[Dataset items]
..............................

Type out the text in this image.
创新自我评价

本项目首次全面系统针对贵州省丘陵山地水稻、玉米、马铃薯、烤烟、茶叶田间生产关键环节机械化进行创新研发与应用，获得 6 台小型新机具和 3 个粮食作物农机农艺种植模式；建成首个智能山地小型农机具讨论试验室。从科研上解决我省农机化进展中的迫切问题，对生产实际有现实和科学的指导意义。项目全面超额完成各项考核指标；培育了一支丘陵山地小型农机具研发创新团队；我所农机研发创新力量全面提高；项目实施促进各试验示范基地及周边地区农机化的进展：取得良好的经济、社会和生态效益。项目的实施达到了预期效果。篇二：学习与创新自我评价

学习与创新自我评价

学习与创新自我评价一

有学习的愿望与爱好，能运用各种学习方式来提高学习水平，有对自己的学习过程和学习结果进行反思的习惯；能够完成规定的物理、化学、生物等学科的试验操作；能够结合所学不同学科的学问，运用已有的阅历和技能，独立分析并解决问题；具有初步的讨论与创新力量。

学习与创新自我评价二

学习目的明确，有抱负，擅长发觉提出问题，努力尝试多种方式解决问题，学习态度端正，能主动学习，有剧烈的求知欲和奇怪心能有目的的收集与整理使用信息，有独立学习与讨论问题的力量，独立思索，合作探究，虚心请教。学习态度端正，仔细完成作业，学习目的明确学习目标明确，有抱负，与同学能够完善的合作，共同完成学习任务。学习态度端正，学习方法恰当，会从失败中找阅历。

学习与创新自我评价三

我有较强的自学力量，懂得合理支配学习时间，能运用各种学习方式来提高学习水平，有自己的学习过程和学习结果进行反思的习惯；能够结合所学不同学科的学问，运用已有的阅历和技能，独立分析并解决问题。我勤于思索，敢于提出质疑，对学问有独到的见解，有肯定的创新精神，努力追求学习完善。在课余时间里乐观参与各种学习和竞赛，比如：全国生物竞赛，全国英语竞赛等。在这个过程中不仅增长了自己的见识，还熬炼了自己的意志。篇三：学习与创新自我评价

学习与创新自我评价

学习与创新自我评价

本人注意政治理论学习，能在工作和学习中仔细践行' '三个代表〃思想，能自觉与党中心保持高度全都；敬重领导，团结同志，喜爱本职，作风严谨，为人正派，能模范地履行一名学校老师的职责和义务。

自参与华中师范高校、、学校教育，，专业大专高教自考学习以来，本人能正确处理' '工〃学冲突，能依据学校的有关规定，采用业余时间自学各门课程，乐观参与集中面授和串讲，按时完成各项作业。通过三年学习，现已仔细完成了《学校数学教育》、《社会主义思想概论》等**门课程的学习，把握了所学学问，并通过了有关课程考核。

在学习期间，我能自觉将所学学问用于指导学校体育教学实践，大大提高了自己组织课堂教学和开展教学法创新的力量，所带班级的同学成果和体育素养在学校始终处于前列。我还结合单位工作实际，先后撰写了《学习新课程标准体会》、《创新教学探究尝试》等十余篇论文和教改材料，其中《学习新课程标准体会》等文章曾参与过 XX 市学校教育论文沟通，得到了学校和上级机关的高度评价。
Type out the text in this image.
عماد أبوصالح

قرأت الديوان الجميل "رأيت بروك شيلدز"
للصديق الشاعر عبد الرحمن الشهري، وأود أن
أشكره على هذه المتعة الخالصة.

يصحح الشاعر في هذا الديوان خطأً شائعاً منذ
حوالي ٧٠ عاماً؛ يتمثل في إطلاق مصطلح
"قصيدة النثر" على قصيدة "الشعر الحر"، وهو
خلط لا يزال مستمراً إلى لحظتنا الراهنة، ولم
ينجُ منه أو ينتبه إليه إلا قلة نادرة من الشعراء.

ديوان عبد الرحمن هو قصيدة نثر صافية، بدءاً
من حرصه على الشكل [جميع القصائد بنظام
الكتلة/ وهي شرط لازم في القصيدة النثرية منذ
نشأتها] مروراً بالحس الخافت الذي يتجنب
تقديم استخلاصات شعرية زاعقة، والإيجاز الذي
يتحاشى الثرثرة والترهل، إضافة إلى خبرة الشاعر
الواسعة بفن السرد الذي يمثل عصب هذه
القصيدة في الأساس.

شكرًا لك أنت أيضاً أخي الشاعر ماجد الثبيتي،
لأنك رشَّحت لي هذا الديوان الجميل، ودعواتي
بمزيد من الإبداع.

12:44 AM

..............................

# The problem
Identify the lines of the entries containing the string "الذي". Copy each such line.

# Completed task
نشأتها] مروراً بالحس الخافت الذي يتجنب
تقديم استخلاصات شعرية زاعقة، والإيجاز الذي
الواسعة بفن السرد الذي يمثل عصب هذه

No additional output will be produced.